▶ **CHALLENGE**
Below are the records. Count the lines containing the string "name", and reply with the number alone.

— start INPUT RECORDS —

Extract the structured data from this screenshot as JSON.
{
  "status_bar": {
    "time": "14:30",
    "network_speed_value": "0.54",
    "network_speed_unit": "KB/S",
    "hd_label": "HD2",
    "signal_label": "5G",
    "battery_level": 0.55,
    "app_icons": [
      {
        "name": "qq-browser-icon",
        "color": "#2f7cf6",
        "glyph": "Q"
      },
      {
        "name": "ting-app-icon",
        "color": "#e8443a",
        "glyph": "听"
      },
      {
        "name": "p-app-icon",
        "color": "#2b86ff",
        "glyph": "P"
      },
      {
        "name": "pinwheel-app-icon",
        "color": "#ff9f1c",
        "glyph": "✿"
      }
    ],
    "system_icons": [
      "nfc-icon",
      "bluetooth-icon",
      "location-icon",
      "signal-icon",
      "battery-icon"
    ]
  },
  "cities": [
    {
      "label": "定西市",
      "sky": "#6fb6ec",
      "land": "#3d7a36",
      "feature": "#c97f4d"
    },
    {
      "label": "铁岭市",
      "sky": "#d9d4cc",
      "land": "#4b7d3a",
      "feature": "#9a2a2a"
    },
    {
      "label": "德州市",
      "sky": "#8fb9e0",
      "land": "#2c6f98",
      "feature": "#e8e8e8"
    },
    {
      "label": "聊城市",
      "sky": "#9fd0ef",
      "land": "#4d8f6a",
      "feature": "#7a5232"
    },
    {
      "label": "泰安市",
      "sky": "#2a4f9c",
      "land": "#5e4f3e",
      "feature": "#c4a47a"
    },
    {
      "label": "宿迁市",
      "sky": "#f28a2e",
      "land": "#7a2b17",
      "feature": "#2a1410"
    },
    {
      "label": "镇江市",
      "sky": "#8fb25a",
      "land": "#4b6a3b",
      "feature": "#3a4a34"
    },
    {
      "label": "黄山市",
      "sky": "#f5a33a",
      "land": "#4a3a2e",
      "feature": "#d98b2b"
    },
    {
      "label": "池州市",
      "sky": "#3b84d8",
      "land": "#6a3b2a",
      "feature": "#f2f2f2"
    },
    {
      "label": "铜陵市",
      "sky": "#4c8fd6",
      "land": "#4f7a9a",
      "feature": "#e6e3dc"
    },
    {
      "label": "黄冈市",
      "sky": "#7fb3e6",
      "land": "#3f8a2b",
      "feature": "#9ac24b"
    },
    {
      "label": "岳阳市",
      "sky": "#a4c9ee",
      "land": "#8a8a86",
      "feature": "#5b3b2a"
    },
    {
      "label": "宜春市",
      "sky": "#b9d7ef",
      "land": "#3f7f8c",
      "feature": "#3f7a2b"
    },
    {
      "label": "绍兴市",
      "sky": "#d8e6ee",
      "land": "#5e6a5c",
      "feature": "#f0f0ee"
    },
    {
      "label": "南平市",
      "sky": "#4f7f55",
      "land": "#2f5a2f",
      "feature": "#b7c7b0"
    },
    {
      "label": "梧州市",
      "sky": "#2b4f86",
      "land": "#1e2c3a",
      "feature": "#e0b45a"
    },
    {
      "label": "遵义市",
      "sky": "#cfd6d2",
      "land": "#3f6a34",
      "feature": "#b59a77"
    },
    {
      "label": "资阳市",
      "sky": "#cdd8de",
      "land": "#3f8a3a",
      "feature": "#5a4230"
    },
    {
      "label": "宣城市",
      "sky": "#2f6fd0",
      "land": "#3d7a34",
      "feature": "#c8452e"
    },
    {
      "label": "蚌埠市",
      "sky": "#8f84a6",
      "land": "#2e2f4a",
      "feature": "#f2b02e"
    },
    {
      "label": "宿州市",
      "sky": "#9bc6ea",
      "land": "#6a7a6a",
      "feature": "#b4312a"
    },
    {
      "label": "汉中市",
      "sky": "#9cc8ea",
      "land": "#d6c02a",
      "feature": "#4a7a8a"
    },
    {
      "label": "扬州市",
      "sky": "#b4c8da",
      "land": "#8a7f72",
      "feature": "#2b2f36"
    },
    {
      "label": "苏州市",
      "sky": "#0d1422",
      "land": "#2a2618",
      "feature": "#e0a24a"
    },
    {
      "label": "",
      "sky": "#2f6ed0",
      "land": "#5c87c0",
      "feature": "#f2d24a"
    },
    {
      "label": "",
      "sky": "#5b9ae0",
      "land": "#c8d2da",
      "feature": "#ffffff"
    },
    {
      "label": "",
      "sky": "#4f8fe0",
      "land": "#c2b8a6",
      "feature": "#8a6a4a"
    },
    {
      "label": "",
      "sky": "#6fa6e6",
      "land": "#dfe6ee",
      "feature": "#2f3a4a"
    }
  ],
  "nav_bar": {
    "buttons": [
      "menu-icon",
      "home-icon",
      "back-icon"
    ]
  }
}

— end INPUT RECORDS —

▶ **OUTPUT OF THE EXERCISE**
4